What to do:
Below are records; work out how many of their lines contain "metric" and give only that number.

Records provided:
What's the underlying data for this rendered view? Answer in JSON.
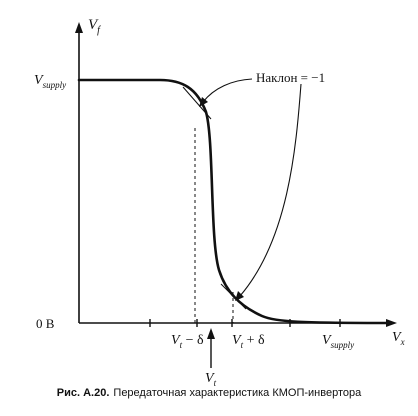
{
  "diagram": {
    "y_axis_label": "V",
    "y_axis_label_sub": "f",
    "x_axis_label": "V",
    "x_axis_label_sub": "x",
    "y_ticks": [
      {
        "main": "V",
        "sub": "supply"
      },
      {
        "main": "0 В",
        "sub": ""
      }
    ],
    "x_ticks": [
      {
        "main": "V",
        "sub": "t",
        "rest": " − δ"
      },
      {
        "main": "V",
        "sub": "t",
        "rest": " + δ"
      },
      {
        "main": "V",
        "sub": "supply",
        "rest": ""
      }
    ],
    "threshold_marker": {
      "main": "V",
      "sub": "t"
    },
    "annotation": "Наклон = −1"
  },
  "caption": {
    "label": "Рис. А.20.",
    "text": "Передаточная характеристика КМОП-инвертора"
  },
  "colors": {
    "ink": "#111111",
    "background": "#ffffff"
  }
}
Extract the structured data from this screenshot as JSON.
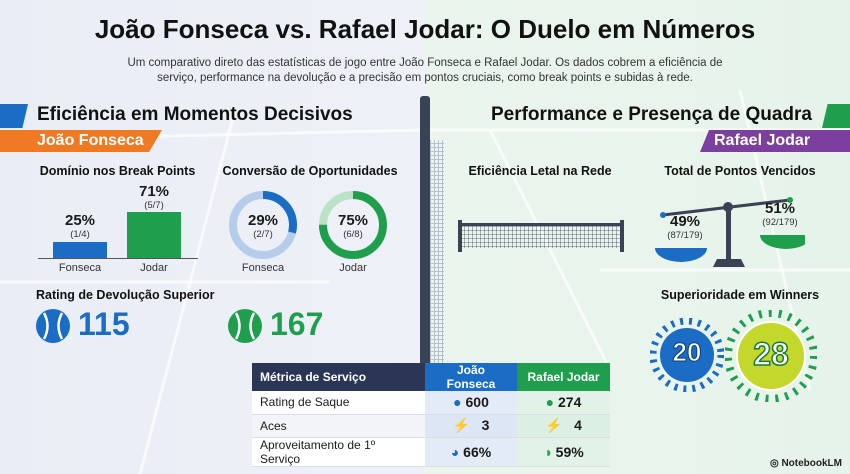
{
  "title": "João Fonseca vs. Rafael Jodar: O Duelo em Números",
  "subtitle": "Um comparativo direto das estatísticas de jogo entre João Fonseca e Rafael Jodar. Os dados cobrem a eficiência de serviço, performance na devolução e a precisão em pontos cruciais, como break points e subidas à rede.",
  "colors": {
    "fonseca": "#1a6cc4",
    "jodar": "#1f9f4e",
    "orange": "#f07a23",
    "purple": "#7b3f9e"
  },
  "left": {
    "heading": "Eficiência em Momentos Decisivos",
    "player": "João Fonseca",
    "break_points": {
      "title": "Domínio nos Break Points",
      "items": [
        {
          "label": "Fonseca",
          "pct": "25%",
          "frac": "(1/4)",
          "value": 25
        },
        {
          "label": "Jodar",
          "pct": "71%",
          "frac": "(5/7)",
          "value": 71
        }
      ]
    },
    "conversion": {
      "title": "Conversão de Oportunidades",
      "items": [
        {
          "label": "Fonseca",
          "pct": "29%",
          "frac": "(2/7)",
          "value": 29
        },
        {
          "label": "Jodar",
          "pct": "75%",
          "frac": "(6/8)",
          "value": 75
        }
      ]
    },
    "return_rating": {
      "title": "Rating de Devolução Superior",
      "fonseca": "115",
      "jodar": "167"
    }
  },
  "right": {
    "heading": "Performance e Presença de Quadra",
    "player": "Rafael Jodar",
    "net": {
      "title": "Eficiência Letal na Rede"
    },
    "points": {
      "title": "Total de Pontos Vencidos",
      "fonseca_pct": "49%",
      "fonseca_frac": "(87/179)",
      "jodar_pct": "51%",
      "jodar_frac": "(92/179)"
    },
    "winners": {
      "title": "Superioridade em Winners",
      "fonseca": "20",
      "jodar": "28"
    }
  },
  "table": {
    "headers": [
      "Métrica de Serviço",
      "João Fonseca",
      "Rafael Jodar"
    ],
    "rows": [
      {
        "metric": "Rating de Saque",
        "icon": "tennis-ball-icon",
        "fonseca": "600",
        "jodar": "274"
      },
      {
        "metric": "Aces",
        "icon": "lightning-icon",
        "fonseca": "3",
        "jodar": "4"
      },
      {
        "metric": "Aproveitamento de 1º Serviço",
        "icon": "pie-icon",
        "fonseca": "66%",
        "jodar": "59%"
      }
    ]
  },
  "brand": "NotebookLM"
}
...
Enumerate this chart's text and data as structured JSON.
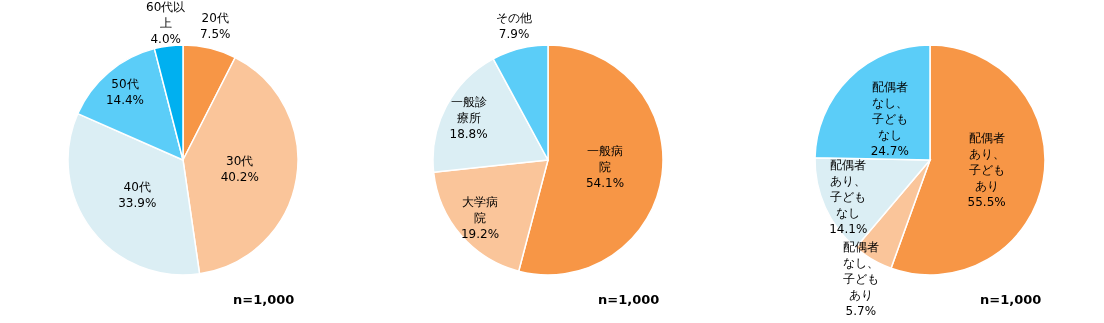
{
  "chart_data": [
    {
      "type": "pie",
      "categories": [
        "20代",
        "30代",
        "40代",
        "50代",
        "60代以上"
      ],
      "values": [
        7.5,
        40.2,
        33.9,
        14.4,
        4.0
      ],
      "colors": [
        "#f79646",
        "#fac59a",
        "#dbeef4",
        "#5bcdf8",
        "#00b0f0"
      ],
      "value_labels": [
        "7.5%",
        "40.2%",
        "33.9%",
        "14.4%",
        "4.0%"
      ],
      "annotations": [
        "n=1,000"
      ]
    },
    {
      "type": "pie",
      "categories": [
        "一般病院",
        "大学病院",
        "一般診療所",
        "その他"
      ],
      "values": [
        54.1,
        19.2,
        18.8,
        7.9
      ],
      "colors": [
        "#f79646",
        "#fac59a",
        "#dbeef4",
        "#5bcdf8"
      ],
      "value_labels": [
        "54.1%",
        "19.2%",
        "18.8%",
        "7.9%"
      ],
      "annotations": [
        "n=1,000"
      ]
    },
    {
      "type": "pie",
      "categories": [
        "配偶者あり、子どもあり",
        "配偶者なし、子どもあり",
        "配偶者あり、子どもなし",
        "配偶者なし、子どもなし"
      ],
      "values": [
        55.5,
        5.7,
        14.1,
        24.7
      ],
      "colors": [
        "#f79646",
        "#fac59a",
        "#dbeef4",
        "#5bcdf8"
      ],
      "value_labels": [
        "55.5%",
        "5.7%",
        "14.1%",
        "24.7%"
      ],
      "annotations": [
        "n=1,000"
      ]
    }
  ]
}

Response to this exercise:
3